WORK TO BE COMPLETED
Repeat the records from the start through the line with "reaction-count: 86 [664, 570, 687, 593]", switching every "Mi piace" to "Like" and leaving everything else unchanged.

──────── LISTING ────────

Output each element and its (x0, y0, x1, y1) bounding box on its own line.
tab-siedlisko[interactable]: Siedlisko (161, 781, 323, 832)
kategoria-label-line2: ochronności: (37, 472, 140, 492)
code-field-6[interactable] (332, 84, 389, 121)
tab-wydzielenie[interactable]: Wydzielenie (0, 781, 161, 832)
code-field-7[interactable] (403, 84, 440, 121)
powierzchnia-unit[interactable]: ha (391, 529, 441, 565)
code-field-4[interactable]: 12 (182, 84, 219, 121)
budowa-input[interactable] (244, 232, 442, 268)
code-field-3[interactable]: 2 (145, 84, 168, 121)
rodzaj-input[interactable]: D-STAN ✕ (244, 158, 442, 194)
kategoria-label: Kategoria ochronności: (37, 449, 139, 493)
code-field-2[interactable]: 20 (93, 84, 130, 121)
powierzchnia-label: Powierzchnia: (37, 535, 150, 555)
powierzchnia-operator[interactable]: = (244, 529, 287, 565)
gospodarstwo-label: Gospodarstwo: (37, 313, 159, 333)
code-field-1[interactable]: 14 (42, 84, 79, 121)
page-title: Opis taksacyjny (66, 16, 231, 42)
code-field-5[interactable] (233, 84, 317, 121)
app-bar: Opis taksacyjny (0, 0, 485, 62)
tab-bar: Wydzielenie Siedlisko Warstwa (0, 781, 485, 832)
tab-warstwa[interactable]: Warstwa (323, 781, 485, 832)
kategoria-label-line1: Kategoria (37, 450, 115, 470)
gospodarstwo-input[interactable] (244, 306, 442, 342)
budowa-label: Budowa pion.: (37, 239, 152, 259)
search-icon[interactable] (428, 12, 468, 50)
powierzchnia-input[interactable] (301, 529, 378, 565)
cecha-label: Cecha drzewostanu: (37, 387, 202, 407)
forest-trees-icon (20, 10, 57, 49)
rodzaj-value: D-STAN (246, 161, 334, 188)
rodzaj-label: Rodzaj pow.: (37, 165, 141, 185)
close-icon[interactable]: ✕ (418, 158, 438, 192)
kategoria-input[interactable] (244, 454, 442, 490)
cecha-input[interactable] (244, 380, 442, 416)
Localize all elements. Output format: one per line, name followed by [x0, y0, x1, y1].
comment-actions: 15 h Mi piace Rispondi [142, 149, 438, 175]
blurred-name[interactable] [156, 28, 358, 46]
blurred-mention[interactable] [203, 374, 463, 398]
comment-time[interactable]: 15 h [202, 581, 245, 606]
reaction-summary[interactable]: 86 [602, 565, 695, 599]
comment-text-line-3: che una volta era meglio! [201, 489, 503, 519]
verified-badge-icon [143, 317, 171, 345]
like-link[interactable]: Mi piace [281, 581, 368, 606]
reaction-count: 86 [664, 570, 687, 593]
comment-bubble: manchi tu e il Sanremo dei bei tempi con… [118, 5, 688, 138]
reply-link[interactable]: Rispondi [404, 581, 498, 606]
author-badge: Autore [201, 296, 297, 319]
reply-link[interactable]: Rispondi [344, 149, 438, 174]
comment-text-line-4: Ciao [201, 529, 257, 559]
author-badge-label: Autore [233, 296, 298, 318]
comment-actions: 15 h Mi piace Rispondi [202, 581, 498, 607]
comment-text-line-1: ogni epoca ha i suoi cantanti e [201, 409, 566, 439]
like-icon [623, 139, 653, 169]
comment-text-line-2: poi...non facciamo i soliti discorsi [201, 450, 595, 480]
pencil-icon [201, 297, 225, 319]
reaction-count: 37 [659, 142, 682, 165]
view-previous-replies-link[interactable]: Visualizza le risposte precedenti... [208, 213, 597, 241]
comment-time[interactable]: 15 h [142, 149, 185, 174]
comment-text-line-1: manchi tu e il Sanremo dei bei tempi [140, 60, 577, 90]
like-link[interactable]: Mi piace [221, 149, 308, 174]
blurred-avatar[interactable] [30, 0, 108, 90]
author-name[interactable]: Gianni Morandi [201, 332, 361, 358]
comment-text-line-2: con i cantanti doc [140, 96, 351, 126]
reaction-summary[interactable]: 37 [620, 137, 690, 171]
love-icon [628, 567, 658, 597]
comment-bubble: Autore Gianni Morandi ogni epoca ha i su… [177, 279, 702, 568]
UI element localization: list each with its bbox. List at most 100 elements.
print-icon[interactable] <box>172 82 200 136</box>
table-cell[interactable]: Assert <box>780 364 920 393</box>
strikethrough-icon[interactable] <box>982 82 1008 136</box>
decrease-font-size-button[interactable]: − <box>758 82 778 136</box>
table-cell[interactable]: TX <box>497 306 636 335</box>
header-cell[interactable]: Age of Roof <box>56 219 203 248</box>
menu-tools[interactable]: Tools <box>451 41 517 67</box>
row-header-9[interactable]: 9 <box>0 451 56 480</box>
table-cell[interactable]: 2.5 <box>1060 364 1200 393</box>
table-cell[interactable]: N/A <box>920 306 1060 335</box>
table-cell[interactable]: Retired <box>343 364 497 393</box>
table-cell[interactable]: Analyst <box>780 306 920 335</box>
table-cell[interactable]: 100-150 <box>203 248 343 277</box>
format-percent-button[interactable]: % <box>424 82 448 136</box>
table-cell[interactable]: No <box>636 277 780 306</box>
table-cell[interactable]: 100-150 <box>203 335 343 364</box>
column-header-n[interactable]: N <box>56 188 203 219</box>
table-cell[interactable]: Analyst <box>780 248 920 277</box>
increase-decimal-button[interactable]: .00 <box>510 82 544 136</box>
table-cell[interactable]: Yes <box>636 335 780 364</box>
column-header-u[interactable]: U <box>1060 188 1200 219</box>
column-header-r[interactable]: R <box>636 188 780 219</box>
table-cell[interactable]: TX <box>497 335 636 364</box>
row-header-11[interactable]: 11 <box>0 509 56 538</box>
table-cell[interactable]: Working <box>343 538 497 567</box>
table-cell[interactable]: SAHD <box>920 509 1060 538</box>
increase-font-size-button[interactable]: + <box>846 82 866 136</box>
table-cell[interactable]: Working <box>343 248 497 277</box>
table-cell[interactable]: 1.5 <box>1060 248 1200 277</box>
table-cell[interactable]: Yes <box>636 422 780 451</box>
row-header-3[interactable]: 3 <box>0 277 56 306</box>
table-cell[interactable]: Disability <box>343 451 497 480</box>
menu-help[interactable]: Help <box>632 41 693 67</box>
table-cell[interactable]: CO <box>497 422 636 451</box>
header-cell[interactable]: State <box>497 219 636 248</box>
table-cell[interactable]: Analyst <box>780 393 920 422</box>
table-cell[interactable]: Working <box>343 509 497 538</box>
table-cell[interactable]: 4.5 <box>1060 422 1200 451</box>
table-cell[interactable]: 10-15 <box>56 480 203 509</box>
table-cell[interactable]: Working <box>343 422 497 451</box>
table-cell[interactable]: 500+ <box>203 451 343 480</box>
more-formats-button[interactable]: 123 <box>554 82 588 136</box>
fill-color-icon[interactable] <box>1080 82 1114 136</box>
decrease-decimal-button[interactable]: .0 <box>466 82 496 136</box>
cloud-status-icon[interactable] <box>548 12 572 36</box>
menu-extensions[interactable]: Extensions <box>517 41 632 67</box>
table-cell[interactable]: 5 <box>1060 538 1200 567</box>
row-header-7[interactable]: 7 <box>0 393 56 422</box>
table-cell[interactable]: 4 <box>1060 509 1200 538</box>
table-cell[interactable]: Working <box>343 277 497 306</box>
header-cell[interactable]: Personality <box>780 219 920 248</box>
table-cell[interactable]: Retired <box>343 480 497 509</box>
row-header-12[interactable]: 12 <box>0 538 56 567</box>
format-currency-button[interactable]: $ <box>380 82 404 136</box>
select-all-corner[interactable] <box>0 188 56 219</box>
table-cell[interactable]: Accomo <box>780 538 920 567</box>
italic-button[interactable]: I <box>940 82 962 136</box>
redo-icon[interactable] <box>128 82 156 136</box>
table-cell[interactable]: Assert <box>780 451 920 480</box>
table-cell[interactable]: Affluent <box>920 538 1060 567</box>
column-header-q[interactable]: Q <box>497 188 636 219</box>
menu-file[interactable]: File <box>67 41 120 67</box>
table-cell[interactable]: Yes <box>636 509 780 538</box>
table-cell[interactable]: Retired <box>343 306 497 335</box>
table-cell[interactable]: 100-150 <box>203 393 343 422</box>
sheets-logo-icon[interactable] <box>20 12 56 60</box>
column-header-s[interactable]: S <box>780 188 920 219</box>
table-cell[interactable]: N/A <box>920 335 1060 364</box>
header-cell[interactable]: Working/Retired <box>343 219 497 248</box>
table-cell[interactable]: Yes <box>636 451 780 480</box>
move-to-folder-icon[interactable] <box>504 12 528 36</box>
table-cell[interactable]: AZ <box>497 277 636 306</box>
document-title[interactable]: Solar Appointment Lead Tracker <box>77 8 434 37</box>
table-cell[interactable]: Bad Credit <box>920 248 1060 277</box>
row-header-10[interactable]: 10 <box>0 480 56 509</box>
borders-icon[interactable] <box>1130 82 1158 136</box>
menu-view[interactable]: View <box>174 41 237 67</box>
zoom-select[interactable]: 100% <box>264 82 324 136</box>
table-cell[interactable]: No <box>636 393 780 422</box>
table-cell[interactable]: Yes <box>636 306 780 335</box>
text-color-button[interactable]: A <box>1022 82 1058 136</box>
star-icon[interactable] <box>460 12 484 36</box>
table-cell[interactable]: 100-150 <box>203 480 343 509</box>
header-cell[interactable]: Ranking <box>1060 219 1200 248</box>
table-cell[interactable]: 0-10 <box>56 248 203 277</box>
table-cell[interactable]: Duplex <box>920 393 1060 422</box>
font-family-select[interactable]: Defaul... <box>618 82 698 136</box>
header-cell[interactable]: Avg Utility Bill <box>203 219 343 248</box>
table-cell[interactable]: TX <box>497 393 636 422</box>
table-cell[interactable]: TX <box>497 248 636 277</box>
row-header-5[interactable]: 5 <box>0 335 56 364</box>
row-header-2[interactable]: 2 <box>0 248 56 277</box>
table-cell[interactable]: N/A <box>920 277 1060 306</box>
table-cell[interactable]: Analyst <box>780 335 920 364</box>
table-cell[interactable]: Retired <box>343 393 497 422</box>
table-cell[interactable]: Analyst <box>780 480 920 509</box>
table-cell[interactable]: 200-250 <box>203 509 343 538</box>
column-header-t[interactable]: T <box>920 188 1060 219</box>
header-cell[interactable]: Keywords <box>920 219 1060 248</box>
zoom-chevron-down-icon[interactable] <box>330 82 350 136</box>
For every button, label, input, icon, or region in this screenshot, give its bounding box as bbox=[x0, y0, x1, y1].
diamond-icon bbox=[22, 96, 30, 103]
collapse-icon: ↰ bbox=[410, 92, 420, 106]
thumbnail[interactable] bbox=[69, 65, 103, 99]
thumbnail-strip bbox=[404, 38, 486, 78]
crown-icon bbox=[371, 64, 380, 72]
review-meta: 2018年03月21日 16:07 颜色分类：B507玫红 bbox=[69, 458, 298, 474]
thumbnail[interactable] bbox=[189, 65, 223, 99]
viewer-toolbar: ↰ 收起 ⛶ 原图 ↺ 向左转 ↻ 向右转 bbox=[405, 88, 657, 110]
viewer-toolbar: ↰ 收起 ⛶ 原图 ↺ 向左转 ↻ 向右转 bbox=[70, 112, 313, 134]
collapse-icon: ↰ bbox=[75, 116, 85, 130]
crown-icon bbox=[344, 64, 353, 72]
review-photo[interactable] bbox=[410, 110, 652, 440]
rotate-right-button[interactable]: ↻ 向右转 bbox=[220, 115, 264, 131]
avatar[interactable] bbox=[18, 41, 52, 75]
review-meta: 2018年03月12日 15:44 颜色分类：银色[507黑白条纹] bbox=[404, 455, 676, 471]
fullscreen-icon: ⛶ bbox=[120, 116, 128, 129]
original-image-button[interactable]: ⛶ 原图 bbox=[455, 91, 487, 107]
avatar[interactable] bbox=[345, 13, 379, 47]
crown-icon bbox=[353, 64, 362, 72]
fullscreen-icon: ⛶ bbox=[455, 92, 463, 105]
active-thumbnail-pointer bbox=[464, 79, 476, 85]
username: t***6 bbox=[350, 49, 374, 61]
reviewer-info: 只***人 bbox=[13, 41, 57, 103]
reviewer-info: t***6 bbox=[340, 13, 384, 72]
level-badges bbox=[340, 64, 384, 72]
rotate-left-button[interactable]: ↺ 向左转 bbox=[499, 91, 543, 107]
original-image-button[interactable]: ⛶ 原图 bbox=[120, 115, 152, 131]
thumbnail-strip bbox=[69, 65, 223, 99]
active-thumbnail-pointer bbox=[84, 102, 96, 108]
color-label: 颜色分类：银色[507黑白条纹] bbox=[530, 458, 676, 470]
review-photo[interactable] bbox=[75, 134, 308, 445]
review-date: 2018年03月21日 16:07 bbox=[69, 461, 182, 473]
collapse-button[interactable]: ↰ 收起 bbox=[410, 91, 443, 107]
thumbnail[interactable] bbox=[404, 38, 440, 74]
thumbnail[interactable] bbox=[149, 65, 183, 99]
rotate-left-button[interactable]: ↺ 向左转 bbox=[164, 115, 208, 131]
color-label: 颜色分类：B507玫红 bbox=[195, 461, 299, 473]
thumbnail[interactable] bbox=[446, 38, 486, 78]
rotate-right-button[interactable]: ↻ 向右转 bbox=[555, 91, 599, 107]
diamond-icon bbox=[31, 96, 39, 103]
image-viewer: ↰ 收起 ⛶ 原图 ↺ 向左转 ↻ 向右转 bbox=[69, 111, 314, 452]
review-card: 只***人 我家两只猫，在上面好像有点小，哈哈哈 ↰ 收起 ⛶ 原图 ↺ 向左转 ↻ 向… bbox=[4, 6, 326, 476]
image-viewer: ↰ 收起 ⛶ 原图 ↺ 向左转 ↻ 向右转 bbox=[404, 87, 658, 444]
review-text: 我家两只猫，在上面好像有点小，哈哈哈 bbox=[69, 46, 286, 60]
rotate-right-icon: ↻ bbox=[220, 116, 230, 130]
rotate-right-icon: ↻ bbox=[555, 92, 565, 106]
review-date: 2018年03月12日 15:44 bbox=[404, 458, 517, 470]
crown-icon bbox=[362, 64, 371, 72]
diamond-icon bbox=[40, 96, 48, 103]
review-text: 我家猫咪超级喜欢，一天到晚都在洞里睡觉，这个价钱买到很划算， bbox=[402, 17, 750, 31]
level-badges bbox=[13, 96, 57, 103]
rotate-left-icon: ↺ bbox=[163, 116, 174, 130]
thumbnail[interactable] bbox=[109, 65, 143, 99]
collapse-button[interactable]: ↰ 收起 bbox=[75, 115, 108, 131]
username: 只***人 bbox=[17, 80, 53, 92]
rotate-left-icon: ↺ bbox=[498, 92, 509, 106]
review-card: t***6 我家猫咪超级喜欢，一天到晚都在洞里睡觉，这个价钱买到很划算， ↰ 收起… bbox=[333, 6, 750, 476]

────────

COMPLETE RESPONSE
Output each element and its (x0, y0, x1, y1) bounding box on its own line.
tab-siedlisko[interactable]: Siedlisko (161, 781, 323, 832)
kategoria-label-line2: ochronności: (37, 472, 140, 492)
code-field-6[interactable] (332, 84, 389, 121)
tab-wydzielenie[interactable]: Wydzielenie (0, 781, 161, 832)
code-field-7[interactable] (403, 84, 440, 121)
powierzchnia-unit[interactable]: ha (391, 529, 441, 565)
code-field-4[interactable]: 12 (182, 84, 219, 121)
budowa-input[interactable] (244, 232, 442, 268)
code-field-3[interactable]: 2 (145, 84, 168, 121)
rodzaj-input[interactable]: D-STAN ✕ (244, 158, 442, 194)
kategoria-label: Kategoria ochronności: (37, 449, 139, 493)
code-field-2[interactable]: 20 (93, 84, 130, 121)
powierzchnia-label: Powierzchnia: (37, 535, 150, 555)
powierzchnia-operator[interactable]: = (244, 529, 287, 565)
gospodarstwo-label: Gospodarstwo: (37, 313, 159, 333)
code-field-1[interactable]: 14 (42, 84, 79, 121)
page-title: Opis taksacyjny (66, 16, 231, 42)
code-field-5[interactable] (233, 84, 317, 121)
app-bar: Opis taksacyjny (0, 0, 485, 62)
tab-bar: Wydzielenie Siedlisko Warstwa (0, 781, 485, 832)
tab-warstwa[interactable]: Warstwa (323, 781, 485, 832)
kategoria-label-line1: Kategoria (37, 450, 115, 470)
gospodarstwo-input[interactable] (244, 306, 442, 342)
budowa-label: Budowa pion.: (37, 239, 152, 259)
search-icon[interactable] (428, 12, 468, 50)
powierzchnia-input[interactable] (301, 529, 378, 565)
cecha-label: Cecha drzewostanu: (37, 387, 202, 407)
forest-trees-icon (20, 10, 57, 49)
rodzaj-value: D-STAN (246, 161, 334, 188)
rodzaj-label: Rodzaj pow.: (37, 165, 141, 185)
close-icon[interactable]: ✕ (418, 158, 438, 192)
kategoria-input[interactable] (244, 454, 442, 490)
cecha-input[interactable] (244, 380, 442, 416)
Localize all elements. Output format: one per line, name followed by [x0, y0, x1, y1].
comment-actions: 15 h Like Rispondi [142, 149, 438, 175]
blurred-name[interactable] [156, 28, 358, 46]
blurred-mention[interactable] [203, 374, 463, 398]
comment-time[interactable]: 15 h [202, 581, 245, 606]
reaction-summary[interactable]: 86 [602, 565, 695, 599]
comment-text-line-3: che una volta era meglio! [201, 489, 503, 519]
verified-badge-icon [143, 317, 171, 345]
like-link[interactable]: Like [281, 581, 368, 606]
reaction-count: 86 [664, 570, 687, 593]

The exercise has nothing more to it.